- **Recorded data**:
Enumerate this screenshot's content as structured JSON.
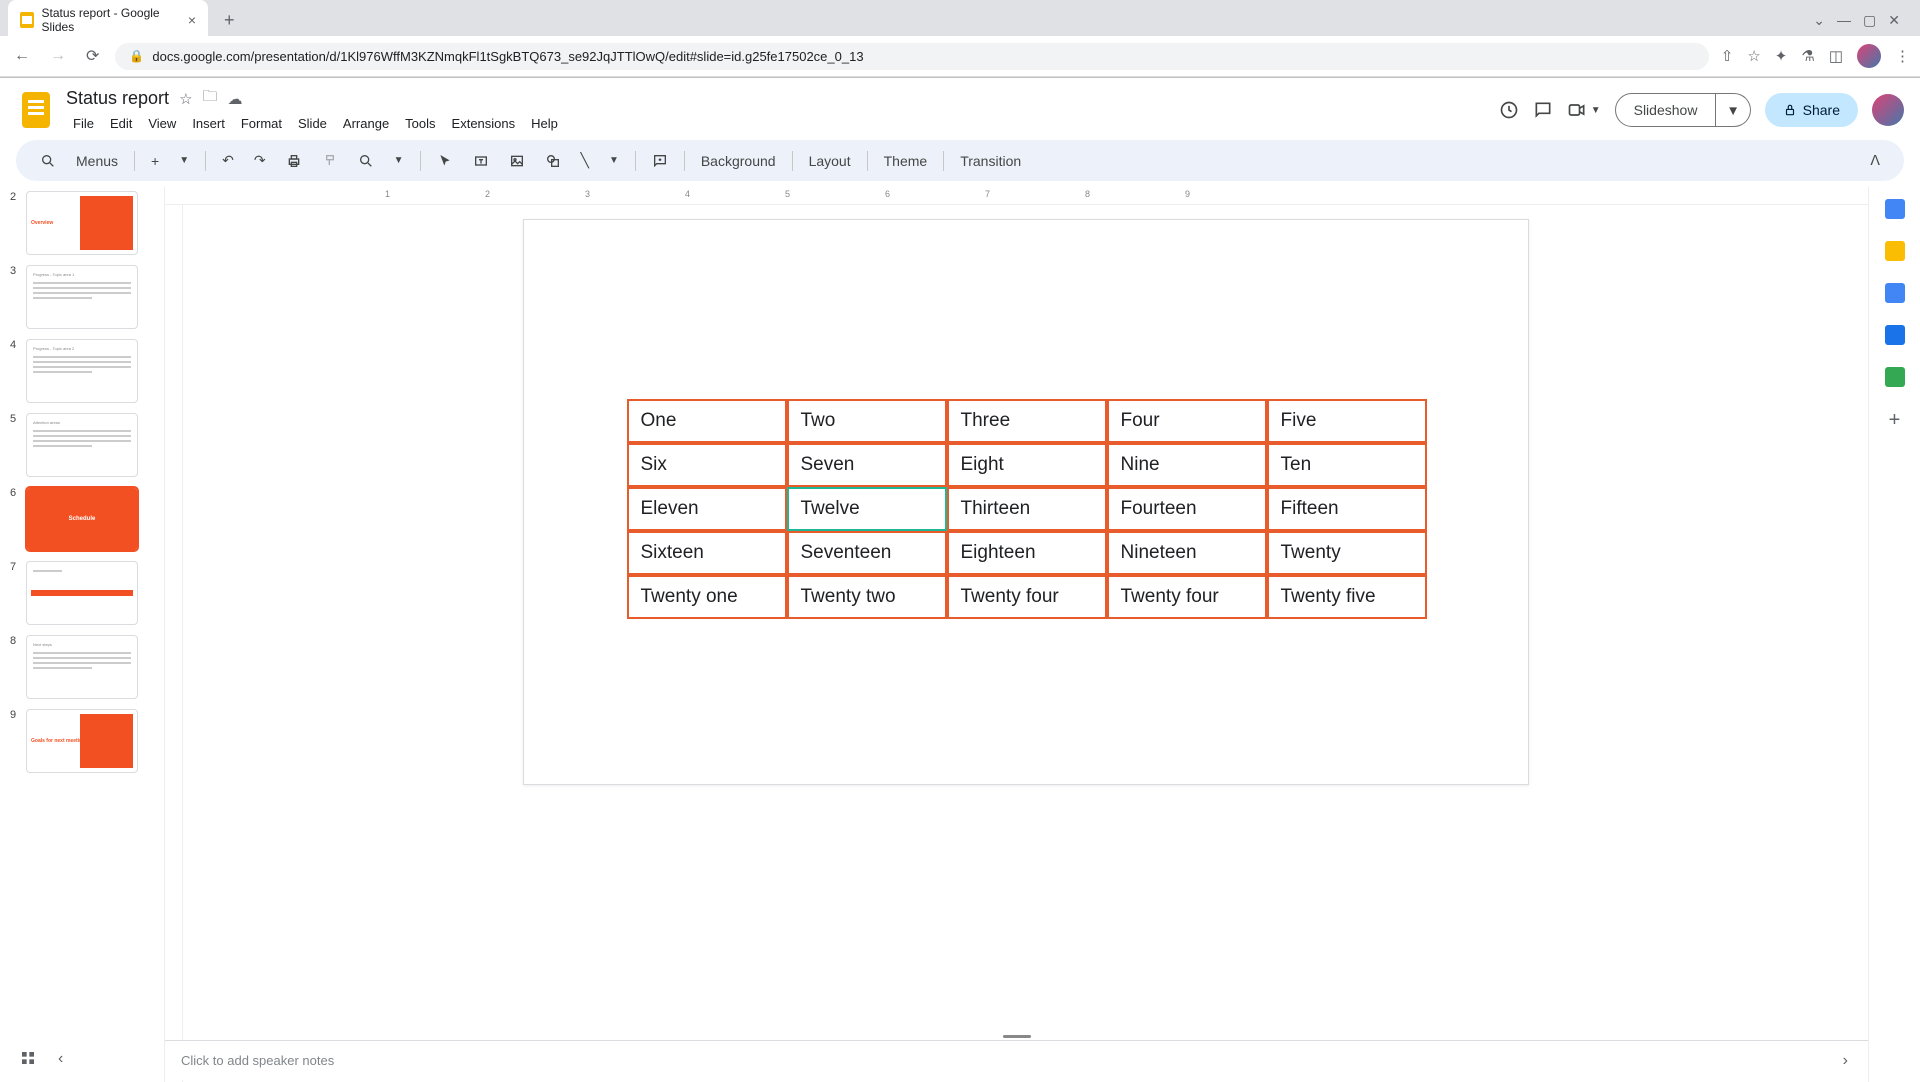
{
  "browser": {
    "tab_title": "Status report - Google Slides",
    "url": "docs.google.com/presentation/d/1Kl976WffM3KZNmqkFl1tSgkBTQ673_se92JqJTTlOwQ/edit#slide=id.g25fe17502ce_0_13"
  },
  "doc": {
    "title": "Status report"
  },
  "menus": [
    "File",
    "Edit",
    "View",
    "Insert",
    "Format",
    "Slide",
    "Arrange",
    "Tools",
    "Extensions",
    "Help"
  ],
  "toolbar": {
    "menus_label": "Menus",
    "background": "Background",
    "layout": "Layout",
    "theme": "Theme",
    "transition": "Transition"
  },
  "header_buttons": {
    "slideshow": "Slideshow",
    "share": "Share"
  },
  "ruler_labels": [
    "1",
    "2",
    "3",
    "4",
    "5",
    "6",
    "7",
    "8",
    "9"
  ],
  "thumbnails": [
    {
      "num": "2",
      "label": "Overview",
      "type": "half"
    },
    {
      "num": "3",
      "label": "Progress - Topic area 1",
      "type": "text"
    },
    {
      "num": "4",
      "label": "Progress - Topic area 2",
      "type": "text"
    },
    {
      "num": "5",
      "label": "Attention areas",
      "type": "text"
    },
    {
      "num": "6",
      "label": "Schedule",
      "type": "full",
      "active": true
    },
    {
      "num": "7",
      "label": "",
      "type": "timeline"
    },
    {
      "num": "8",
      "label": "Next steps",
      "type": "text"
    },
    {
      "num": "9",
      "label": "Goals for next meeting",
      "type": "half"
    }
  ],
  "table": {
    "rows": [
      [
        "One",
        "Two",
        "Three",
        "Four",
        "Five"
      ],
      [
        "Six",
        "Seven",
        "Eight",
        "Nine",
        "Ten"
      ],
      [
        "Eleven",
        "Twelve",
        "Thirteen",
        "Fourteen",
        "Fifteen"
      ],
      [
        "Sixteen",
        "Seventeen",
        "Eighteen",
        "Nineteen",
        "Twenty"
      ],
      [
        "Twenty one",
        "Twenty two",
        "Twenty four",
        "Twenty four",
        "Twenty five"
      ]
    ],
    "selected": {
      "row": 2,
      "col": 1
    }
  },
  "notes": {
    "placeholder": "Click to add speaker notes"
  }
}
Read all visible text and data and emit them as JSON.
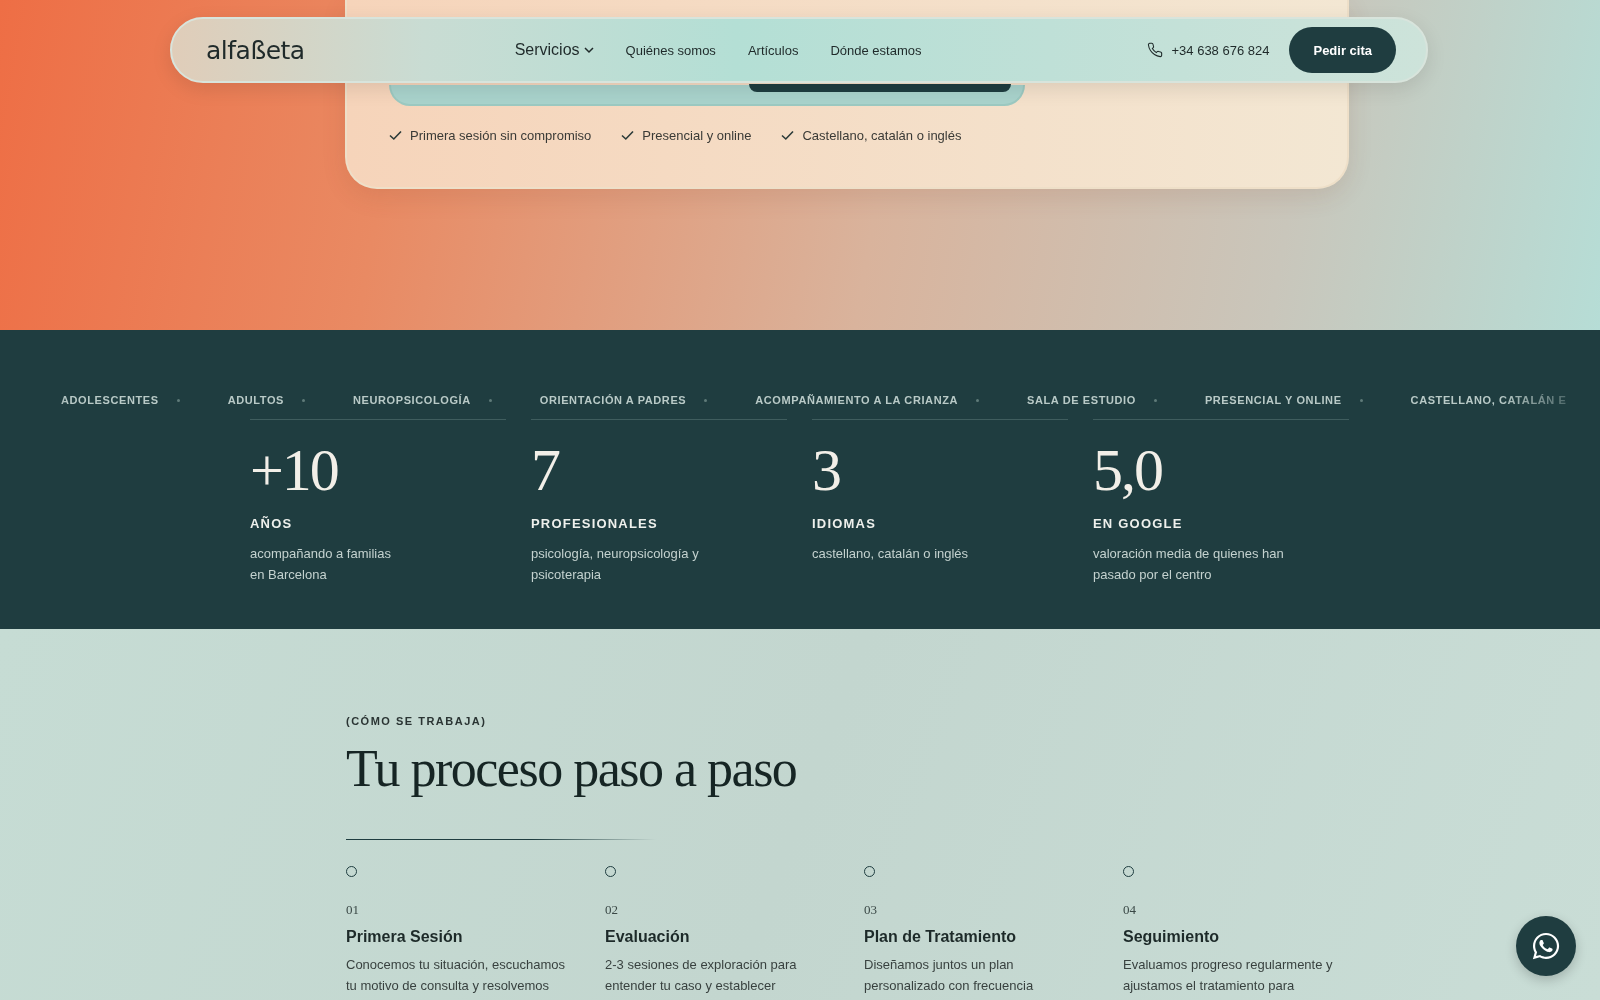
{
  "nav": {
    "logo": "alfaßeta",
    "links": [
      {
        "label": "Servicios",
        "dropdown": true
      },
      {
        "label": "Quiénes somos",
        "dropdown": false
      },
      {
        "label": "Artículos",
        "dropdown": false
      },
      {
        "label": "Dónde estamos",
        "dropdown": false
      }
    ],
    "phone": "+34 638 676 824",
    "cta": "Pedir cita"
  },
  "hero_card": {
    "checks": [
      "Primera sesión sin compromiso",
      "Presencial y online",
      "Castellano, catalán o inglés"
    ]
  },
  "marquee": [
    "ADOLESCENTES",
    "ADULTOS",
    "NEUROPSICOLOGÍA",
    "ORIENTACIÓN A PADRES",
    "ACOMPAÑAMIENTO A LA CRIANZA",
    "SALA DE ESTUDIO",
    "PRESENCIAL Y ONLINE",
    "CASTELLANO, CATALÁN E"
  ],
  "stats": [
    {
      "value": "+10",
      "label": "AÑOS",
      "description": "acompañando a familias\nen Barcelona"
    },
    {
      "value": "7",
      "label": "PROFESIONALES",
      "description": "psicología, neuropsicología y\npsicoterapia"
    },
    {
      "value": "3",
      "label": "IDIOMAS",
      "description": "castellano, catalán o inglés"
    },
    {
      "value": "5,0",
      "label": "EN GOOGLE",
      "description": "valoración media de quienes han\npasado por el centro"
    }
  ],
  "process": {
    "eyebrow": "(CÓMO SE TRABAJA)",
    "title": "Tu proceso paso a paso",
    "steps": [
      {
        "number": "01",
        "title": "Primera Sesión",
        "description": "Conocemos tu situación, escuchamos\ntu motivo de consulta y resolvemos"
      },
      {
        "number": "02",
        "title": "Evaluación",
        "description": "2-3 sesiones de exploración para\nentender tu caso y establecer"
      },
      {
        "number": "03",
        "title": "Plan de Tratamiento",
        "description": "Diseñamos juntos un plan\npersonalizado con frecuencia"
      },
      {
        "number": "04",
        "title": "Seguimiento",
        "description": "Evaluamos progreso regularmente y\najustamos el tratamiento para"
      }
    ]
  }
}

- **Stated task**:
Working from the entries above, return all lines that contain "inglés".

- **Result for this exercise**:
      "Castellano, catalán o inglés"
      "description": "castellano, catalán o inglés"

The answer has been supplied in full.